Dataset records
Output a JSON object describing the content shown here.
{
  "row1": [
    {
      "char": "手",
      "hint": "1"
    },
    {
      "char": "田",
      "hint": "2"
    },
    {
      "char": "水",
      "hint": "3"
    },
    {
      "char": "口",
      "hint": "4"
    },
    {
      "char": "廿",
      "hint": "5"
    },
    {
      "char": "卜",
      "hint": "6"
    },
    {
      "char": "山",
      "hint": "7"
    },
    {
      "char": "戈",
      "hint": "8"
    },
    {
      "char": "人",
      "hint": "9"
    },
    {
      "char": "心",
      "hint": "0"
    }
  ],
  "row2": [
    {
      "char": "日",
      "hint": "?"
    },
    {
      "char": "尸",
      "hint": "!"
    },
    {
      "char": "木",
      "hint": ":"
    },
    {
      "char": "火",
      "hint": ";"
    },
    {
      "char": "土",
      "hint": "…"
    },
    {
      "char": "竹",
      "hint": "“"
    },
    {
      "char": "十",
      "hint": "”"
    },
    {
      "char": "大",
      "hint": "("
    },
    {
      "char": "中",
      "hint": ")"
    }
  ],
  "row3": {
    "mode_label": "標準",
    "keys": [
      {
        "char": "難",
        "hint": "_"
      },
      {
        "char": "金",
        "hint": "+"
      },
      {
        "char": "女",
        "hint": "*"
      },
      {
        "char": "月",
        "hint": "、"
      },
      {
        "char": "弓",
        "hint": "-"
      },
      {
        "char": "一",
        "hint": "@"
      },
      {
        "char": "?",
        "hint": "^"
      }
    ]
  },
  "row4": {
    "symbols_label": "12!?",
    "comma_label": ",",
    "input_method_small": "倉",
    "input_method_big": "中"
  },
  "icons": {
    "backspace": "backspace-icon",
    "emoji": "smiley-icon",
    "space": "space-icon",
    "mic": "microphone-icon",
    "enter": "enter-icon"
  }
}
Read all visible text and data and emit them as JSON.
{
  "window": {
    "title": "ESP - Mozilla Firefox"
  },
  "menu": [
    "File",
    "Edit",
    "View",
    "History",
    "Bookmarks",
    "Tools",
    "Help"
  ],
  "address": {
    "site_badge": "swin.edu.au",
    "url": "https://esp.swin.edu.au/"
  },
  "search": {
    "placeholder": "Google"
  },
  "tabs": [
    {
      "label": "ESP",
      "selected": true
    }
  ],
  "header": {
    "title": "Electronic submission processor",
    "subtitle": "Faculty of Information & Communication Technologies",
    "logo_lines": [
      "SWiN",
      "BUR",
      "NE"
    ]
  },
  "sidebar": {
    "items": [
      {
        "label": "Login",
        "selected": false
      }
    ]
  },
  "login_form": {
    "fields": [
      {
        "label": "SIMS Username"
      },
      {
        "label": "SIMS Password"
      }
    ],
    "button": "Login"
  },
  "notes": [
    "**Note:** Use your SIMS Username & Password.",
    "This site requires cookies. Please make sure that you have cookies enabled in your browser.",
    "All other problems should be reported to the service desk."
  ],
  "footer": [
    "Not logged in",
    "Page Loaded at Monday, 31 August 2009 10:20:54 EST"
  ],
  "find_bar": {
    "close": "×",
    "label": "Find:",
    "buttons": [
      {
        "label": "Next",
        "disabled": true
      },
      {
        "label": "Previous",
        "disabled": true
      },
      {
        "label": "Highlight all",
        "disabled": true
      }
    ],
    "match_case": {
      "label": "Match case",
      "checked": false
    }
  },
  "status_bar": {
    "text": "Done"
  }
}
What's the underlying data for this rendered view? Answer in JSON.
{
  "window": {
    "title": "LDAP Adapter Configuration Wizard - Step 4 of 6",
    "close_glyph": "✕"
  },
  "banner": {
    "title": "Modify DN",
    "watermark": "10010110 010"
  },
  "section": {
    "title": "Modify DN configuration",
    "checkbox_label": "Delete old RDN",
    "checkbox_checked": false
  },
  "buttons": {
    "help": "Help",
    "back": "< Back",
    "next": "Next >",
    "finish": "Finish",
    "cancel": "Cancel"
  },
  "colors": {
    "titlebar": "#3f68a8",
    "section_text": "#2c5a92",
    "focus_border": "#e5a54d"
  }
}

* Aim *
Set down the listing in full, keeping every word exactly as it is.

* Complete response *
Output a JSON object describing the content shown here.
{
  "row1": [
    {
      "char": "手",
      "hint": "1"
    },
    {
      "char": "田",
      "hint": "2"
    },
    {
      "char": "水",
      "hint": "3"
    },
    {
      "char": "口",
      "hint": "4"
    },
    {
      "char": "廿",
      "hint": "5"
    },
    {
      "char": "卜",
      "hint": "6"
    },
    {
      "char": "山",
      "hint": "7"
    },
    {
      "char": "戈",
      "hint": "8"
    },
    {
      "char": "人",
      "hint": "9"
    },
    {
      "char": "心",
      "hint": "0"
    }
  ],
  "row2": [
    {
      "char": "日",
      "hint": "?"
    },
    {
      "char": "尸",
      "hint": "!"
    },
    {
      "char": "木",
      "hint": ":"
    },
    {
      "char": "火",
      "hint": ";"
    },
    {
      "char": "土",
      "hint": "…"
    },
    {
      "char": "竹",
      "hint": "“"
    },
    {
      "char": "十",
      "hint": "”"
    },
    {
      "char": "大",
      "hint": "("
    },
    {
      "char": "中",
      "hint": ")"
    }
  ],
  "row3": {
    "mode_label": "標準",
    "keys": [
      {
        "char": "難",
        "hint": "_"
      },
      {
        "char": "金",
        "hint": "+"
      },
      {
        "char": "女",
        "hint": "*"
      },
      {
        "char": "月",
        "hint": "、"
      },
      {
        "char": "弓",
        "hint": "-"
      },
      {
        "char": "一",
        "hint": "@"
      },
      {
        "char": "?",
        "hint": "^"
      }
    ]
  },
  "row4": {
    "symbols_label": "12!?",
    "comma_label": ",",
    "input_method_small": "倉",
    "input_method_big": "中"
  },
  "icons": {
    "backspace": "backspace-icon",
    "emoji": "smiley-icon",
    "space": "space-icon",
    "mic": "microphone-icon",
    "enter": "enter-icon"
  }
}
Read all visible text and data and emit them as JSON.
{
  "window": {
    "title": "ESP - Mozilla Firefox"
  },
  "menu": [
    "File",
    "Edit",
    "View",
    "History",
    "Bookmarks",
    "Tools",
    "Help"
  ],
  "address": {
    "site_badge": "swin.edu.au",
    "url": "https://esp.swin.edu.au/"
  },
  "search": {
    "placeholder": "Google"
  },
  "tabs": [
    {
      "label": "ESP",
      "selected": true
    }
  ],
  "header": {
    "title": "Electronic submission processor",
    "subtitle": "Faculty of Information & Communication Technologies",
    "logo_lines": [
      "SWiN",
      "BUR",
      "NE"
    ]
  },
  "sidebar": {
    "items": [
      {
        "label": "Login",
        "selected": false
      }
    ]
  },
  "login_form": {
    "fields": [
      {
        "label": "SIMS Username"
      },
      {
        "label": "SIMS Password"
      }
    ],
    "button": "Login"
  },
  "notes": [
    "**Note:** Use your SIMS Username & Password.",
    "This site requires cookies. Please make sure that you have cookies enabled in your browser.",
    "All other problems should be reported to the service desk."
  ],
  "footer": [
    "Not logged in",
    "Page Loaded at Monday, 31 August 2009 10:20:54 EST"
  ],
  "find_bar": {
    "close": "×",
    "label": "Find:",
    "buttons": [
      {
        "label": "Next",
        "disabled": true
      },
      {
        "label": "Previous",
        "disabled": true
      },
      {
        "label": "Highlight all",
        "disabled": true
      }
    ],
    "match_case": {
      "label": "Match case",
      "checked": false
    }
  },
  "status_bar": {
    "text": "Done"
  }
}
What's the underlying data for this rendered view? Answer in JSON.
{
  "window": {
    "title": "LDAP Adapter Configuration Wizard - Step 4 of 6",
    "close_glyph": "✕"
  },
  "banner": {
    "title": "Modify DN",
    "watermark": "10010110 010"
  },
  "section": {
    "title": "Modify DN configuration",
    "checkbox_label": "Delete old RDN",
    "checkbox_checked": false
  },
  "buttons": {
    "help": "Help",
    "back": "< Back",
    "next": "Next >",
    "finish": "Finish",
    "cancel": "Cancel"
  },
  "colors": {
    "titlebar": "#3f68a8",
    "section_text": "#2c5a92",
    "focus_border": "#e5a54d"
  }
}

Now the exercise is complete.